§ What is needed: Faithfully return all lines, omitting every embedded picture.

* start Supplied records *

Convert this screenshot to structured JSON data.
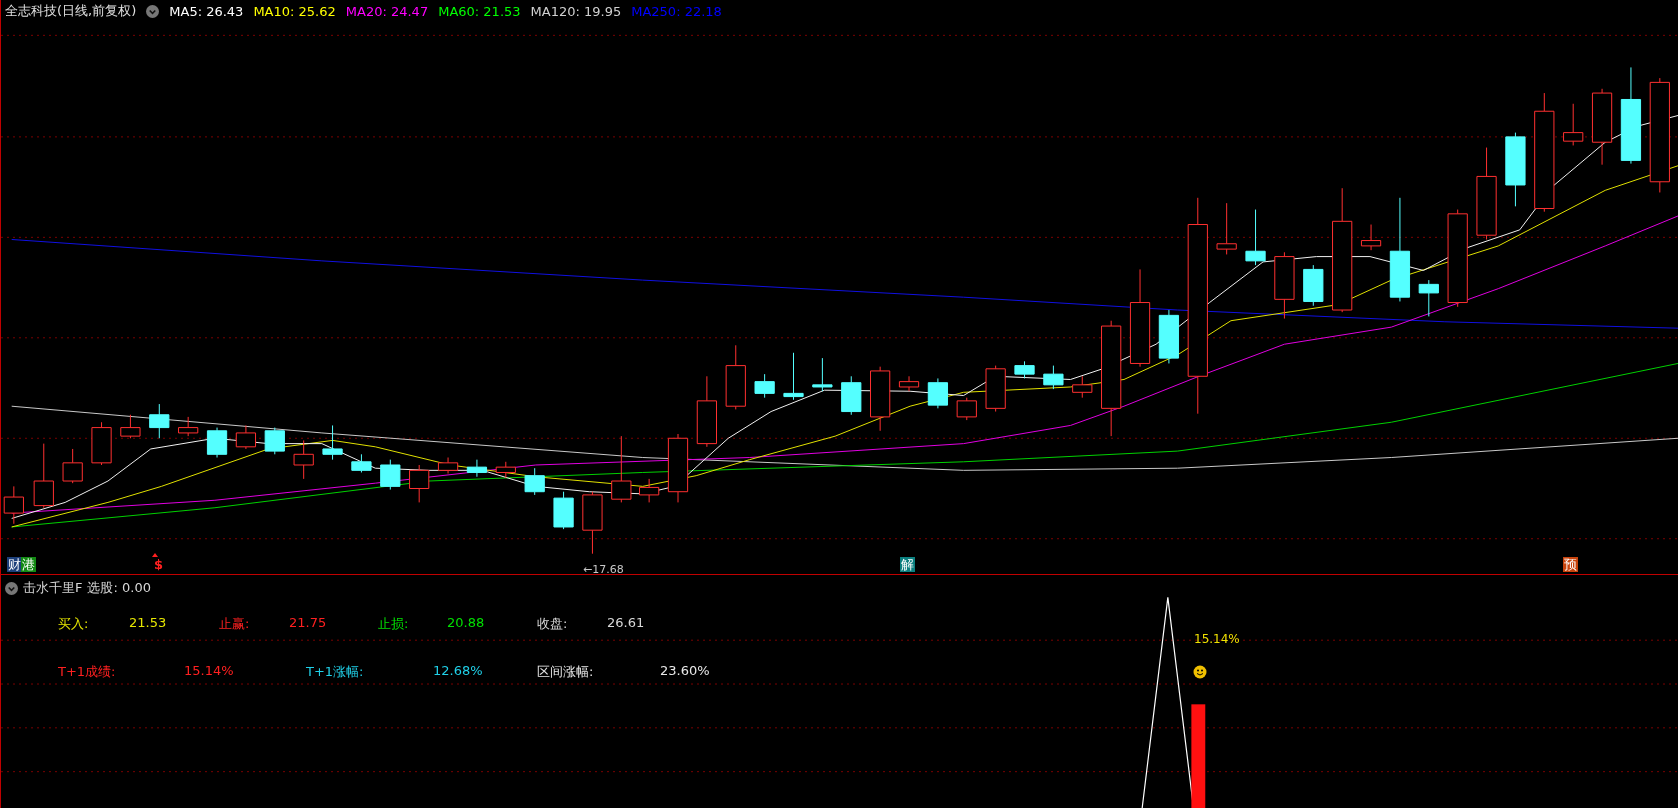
{
  "header": {
    "title": "全志科技(日线,前复权)",
    "indicators": [
      {
        "label": "MA5: 26.43",
        "color": "#ffffff"
      },
      {
        "label": "MA10: 25.62",
        "color": "#ffff00"
      },
      {
        "label": "MA20: 24.47",
        "color": "#ff00ff"
      },
      {
        "label": "MA60: 21.53",
        "color": "#00ff00"
      },
      {
        "label": "MA120: 19.95",
        "color": "#d0d0d0"
      },
      {
        "label": "MA250: 22.18",
        "color": "#0000ff"
      }
    ]
  },
  "chart": {
    "low_label": "←17.68",
    "markers": [
      {
        "kind": "tag",
        "text": "财",
        "color": "#1c3f7a"
      },
      {
        "kind": "tag",
        "text": "港",
        "color": "#138a13"
      },
      {
        "kind": "signal",
        "text": "$",
        "color": "#ff2020"
      },
      {
        "kind": "tag",
        "text": "解",
        "color": "#0b7f7f"
      },
      {
        "kind": "tag",
        "text": "预",
        "color": "#c8430c"
      }
    ]
  },
  "indicator_panel": {
    "title": "击水千里F",
    "reading": "选股: 0.00",
    "peak_label": "15.14%",
    "rows": [
      {
        "items": [
          {
            "label": "买入:",
            "value": "21.53",
            "color": "#e6e600"
          },
          {
            "label": "止赢:",
            "value": "21.75",
            "color": "#ff2020"
          },
          {
            "label": "止损:",
            "value": "20.88",
            "color": "#00e000"
          },
          {
            "label": "收盘:",
            "value": "26.61",
            "color": "#d8d8d8"
          }
        ]
      },
      {
        "items": [
          {
            "label": "T+1成绩:",
            "value": "15.14%",
            "color": "#ff2020"
          },
          {
            "label": "T+1涨幅:",
            "value": "12.68%",
            "color": "#20d0e8"
          },
          {
            "label": "区间涨幅:",
            "value": "23.60%",
            "color": "#e8e8e8"
          }
        ]
      }
    ]
  }
}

* end Supplied records *

§ Task result:
Convert this screenshot to structured JSON data.
{
  "header": {
    "title": "全志科技(日线,前复权)",
    "indicators": [
      {
        "label": "MA5: 26.43",
        "color": "#ffffff"
      },
      {
        "label": "MA10: 25.62",
        "color": "#ffff00"
      },
      {
        "label": "MA20: 24.47",
        "color": "#ff00ff"
      },
      {
        "label": "MA60: 21.53",
        "color": "#00ff00"
      },
      {
        "label": "MA120: 19.95",
        "color": "#d0d0d0"
      },
      {
        "label": "MA250: 22.18",
        "color": "#0000ff"
      }
    ]
  },
  "chart": {
    "low_label": "←17.68",
    "markers": [
      {
        "kind": "tag",
        "text": "财",
        "color": "#1c3f7a"
      },
      {
        "kind": "tag",
        "text": "港",
        "color": "#138a13"
      },
      {
        "kind": "signal",
        "text": "$",
        "color": "#ff2020"
      },
      {
        "kind": "tag",
        "text": "解",
        "color": "#0b7f7f"
      },
      {
        "kind": "tag",
        "text": "预",
        "color": "#c8430c"
      }
    ]
  },
  "indicator_panel": {
    "title": "击水千里F",
    "reading": "选股: 0.00",
    "peak_label": "15.14%",
    "rows": [
      {
        "items": [
          {
            "label": "买入:",
            "value": "21.53",
            "color": "#e6e600"
          },
          {
            "label": "止赢:",
            "value": "21.75",
            "color": "#ff2020"
          },
          {
            "label": "止损:",
            "value": "20.88",
            "color": "#00e000"
          },
          {
            "label": "收盘:",
            "value": "26.61",
            "color": "#d8d8d8"
          }
        ]
      },
      {
        "items": [
          {
            "label": "T+1成绩:",
            "value": "15.14%",
            "color": "#ff2020"
          },
          {
            "label": "T+1涨幅:",
            "value": "12.68%",
            "color": "#20d0e8"
          },
          {
            "label": "区间涨幅:",
            "value": "23.60%",
            "color": "#e8e8e8"
          }
        ]
      }
    ]
  }
}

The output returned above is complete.